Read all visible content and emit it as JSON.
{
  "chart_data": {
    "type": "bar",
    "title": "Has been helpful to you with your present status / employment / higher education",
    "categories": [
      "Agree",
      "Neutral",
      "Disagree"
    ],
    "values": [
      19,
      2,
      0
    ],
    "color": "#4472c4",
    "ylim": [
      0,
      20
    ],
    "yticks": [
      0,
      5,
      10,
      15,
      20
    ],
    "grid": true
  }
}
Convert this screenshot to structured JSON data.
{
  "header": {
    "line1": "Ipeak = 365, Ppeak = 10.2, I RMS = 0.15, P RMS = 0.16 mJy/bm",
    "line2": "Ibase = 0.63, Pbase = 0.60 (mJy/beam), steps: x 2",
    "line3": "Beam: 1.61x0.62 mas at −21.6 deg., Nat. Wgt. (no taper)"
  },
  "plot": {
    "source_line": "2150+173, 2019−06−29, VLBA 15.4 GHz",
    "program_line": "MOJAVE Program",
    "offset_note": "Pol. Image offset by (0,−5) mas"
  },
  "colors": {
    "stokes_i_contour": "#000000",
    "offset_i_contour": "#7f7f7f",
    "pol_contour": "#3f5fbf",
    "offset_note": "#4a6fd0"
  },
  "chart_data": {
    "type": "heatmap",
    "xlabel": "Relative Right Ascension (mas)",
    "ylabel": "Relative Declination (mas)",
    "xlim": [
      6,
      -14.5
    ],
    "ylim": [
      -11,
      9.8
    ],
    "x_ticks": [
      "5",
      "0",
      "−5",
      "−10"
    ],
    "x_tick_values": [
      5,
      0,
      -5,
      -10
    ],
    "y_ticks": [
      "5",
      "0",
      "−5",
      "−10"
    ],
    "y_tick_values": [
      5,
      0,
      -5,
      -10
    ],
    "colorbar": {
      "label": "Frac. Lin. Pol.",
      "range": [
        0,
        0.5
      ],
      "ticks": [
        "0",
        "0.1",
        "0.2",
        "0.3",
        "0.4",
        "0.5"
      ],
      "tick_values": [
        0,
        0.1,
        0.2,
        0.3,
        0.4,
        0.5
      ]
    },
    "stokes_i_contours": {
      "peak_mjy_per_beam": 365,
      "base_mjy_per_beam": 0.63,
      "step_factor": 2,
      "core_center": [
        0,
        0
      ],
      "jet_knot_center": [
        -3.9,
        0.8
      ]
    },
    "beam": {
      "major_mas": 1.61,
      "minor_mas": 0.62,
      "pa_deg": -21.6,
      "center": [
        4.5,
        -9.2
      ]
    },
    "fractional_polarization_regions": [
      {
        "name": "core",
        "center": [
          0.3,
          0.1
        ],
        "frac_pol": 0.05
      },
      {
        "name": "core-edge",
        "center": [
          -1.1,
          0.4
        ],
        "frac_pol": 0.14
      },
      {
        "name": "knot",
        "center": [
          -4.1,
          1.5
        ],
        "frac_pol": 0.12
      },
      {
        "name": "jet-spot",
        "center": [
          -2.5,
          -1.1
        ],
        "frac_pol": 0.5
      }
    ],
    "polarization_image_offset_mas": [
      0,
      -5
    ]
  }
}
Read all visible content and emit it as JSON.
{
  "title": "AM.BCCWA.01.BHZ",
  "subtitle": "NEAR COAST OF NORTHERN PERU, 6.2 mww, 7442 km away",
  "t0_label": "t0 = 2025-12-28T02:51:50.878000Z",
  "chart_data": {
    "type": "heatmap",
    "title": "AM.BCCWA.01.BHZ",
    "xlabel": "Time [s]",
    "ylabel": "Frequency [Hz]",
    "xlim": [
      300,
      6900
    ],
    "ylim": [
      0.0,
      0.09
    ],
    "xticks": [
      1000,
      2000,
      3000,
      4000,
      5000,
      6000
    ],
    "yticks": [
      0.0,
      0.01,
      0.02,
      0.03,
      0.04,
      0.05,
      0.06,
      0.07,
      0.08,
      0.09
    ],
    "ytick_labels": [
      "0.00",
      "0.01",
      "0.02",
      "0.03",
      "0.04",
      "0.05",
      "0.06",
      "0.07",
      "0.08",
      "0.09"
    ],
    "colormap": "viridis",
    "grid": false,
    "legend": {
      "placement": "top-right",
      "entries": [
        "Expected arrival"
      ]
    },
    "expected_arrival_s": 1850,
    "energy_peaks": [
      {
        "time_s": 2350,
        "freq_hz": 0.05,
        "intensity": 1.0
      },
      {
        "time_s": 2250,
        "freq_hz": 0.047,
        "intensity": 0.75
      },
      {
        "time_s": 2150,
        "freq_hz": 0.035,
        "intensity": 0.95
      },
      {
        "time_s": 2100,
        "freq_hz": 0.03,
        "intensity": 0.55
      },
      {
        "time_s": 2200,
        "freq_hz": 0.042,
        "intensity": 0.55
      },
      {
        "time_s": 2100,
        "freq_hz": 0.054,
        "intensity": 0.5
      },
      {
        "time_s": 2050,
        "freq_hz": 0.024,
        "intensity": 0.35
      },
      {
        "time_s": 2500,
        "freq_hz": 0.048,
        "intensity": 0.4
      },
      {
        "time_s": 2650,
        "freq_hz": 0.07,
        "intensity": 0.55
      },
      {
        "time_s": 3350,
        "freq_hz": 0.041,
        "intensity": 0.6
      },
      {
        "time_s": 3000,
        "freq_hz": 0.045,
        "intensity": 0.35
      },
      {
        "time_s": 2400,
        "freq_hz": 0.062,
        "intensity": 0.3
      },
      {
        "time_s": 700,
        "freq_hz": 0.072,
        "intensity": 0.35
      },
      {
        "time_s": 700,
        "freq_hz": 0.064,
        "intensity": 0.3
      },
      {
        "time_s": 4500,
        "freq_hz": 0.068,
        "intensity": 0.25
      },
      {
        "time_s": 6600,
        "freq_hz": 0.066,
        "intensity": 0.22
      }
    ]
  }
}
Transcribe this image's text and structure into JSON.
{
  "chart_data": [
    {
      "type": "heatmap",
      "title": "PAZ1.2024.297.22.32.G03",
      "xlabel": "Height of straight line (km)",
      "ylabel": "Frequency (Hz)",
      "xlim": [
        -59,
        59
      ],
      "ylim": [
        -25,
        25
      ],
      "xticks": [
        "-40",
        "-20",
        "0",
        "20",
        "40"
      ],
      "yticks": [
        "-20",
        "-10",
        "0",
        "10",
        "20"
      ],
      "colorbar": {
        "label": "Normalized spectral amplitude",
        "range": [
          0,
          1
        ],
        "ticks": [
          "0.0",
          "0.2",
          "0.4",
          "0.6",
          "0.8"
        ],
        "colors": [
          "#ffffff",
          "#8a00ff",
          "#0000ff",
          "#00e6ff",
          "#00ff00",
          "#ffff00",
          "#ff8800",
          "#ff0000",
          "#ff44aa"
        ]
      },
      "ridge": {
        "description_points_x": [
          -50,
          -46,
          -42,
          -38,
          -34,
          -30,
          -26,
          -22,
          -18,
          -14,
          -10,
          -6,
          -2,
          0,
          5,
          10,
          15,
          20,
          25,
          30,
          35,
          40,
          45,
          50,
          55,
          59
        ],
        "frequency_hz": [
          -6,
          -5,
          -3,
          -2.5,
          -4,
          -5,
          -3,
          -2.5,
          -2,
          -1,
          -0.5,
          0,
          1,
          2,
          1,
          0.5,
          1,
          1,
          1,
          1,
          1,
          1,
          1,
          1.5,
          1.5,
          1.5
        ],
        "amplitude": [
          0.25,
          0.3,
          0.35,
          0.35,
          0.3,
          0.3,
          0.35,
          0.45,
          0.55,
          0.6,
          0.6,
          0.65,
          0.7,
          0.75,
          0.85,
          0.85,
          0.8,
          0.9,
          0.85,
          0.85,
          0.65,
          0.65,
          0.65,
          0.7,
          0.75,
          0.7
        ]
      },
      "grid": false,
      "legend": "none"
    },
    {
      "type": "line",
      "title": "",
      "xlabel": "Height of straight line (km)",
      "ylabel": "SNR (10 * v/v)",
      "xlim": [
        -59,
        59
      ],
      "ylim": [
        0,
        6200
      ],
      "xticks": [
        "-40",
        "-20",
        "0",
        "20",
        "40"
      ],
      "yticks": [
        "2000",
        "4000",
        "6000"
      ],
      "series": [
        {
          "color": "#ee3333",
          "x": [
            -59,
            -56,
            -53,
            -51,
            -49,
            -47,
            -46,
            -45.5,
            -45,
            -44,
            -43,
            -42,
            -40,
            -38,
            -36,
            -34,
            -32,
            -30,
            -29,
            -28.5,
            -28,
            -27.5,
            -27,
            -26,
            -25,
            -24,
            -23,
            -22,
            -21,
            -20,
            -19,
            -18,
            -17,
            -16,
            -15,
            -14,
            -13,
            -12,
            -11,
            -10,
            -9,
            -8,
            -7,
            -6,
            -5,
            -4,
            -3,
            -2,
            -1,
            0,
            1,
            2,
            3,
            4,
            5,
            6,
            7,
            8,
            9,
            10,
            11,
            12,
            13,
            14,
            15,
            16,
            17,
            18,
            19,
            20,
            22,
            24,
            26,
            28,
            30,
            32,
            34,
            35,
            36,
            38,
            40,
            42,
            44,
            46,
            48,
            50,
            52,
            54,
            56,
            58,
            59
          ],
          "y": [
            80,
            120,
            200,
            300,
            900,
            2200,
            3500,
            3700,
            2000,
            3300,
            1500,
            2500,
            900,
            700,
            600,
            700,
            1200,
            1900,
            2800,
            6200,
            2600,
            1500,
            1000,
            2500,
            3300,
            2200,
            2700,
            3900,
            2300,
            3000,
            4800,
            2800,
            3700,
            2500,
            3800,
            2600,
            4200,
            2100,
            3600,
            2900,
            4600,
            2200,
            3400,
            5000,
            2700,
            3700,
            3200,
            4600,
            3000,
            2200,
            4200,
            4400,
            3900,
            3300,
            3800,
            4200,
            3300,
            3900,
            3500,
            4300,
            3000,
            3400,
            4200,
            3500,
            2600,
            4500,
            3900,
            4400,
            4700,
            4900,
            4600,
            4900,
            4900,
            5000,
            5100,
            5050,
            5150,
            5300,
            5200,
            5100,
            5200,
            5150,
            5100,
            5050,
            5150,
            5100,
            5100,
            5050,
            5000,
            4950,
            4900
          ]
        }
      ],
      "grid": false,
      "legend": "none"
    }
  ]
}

▸ **Work required**
What number of lines in the records contain the word "grid"? Answer with that number alone.

▸ **Exercise result**
4